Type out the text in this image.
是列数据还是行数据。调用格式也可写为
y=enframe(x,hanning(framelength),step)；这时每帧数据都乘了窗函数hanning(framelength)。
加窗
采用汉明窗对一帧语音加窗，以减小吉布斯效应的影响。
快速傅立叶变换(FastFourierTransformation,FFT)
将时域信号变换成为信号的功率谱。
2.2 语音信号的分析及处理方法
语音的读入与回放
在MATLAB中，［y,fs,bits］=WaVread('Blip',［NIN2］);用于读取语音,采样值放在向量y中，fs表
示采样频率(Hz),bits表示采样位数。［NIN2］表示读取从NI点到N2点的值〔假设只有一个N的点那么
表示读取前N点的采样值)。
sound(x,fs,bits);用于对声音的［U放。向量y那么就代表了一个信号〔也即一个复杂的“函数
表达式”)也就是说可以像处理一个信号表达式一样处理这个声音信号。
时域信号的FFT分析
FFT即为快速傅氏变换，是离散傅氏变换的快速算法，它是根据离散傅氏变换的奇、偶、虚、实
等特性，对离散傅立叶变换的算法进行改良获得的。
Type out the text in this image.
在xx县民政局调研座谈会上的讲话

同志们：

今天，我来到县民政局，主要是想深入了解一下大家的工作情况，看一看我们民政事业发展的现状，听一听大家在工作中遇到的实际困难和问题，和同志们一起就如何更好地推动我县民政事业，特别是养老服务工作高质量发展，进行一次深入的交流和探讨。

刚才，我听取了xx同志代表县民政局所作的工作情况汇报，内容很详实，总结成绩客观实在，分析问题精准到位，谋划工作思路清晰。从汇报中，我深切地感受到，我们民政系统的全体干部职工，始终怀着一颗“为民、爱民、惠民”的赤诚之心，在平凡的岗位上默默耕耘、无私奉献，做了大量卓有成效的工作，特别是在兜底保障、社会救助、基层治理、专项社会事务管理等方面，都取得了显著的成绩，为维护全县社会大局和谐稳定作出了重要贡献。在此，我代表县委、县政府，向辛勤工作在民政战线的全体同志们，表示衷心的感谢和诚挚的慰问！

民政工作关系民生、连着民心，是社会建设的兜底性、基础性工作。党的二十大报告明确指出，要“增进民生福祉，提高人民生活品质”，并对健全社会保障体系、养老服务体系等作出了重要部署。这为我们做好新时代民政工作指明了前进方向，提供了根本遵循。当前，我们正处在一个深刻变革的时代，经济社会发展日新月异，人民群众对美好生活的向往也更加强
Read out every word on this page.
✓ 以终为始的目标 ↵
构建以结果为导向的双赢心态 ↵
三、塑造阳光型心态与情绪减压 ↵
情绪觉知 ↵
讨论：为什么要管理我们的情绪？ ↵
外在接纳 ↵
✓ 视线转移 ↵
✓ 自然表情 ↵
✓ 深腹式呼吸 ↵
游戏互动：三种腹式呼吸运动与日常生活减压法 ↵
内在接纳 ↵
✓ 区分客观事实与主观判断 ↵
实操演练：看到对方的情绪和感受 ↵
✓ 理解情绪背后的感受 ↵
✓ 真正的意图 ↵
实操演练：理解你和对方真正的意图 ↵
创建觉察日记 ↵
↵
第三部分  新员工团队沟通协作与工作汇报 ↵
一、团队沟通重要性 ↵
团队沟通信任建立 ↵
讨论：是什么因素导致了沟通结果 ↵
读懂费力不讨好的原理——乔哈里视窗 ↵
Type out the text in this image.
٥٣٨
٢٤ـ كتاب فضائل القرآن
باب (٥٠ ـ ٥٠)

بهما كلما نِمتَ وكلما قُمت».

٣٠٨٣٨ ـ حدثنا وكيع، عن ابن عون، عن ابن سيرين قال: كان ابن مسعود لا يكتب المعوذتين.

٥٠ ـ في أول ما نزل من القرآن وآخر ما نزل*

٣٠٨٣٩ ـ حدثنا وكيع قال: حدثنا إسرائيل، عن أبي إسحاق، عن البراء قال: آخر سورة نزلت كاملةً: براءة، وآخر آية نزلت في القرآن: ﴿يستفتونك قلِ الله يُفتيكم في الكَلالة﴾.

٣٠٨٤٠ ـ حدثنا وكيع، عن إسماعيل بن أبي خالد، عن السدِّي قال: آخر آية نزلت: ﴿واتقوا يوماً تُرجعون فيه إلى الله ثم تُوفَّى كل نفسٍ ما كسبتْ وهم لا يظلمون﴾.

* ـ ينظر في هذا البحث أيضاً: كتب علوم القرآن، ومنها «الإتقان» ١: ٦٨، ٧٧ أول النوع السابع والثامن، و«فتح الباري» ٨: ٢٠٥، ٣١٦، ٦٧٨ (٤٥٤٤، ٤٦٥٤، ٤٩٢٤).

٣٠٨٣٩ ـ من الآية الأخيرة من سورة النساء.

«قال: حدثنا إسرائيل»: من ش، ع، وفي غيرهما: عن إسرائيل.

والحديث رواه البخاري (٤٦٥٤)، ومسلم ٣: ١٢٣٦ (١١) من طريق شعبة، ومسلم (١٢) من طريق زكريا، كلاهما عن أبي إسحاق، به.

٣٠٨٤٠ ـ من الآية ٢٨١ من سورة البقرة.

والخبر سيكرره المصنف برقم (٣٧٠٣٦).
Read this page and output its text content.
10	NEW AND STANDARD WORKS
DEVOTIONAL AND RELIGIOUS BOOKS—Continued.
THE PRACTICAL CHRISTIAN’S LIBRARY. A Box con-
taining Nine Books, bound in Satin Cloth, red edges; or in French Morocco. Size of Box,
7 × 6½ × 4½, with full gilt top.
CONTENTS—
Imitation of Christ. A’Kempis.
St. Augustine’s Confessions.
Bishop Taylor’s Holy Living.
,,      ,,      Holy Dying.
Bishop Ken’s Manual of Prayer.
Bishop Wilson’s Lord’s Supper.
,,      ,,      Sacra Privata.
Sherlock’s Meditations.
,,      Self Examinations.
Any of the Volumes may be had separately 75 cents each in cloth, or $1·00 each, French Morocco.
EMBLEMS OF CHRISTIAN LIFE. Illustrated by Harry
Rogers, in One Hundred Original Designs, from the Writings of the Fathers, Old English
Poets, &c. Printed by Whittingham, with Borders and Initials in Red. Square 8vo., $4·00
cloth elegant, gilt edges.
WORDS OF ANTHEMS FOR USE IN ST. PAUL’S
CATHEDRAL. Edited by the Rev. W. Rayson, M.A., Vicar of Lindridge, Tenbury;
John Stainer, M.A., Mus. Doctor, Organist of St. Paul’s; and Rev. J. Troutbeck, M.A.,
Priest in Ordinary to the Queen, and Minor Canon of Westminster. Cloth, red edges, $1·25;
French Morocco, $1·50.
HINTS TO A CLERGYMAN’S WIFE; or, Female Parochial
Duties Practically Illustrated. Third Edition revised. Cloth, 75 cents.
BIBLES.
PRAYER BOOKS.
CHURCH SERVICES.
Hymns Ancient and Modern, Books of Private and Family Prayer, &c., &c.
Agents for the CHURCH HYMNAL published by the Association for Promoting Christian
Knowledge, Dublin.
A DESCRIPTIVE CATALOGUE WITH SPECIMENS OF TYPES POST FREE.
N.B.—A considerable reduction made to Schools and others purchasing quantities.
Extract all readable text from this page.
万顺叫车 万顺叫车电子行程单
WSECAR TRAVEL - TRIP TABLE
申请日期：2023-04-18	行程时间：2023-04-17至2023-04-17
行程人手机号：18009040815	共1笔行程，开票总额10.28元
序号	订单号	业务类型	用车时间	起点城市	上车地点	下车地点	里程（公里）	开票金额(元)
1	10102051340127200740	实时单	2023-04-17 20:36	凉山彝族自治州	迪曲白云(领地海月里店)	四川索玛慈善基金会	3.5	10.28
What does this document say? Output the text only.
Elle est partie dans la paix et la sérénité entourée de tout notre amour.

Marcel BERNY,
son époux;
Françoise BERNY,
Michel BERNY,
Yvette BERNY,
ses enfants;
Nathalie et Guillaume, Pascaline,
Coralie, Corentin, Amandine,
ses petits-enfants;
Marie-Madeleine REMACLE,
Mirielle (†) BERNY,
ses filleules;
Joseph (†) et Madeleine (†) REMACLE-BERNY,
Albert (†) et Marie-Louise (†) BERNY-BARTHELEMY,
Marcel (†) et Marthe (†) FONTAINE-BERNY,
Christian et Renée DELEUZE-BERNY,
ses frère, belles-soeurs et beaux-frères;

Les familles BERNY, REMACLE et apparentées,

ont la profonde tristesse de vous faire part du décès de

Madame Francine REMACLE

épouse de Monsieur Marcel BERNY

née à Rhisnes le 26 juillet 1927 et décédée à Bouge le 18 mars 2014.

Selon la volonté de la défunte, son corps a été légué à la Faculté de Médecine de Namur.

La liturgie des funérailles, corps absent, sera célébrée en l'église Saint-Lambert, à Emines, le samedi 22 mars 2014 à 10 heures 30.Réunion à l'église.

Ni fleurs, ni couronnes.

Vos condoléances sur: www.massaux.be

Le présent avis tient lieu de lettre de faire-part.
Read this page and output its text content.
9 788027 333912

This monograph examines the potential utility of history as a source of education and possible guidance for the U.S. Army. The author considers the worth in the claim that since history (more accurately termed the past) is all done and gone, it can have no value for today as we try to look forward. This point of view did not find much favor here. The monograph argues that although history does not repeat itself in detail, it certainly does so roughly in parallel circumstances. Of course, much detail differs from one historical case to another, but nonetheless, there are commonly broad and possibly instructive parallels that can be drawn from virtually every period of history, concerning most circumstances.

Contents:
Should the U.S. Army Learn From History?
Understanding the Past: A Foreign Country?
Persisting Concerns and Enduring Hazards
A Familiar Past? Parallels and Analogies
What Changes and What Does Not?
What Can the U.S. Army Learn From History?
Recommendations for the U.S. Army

++++++

Each line that has the word "mars" should be copied.

## Result of this exercise:
née à Rhisnes le 26 juillet 1927 et décédée à Bouge le 18 mars 2014.
La liturgie des funérailles, corps absent, sera célébrée en l'église Saint-Lambert, à Emines, le samedi 22 mars 2014 à 10 heures 30.Réunion à l'église.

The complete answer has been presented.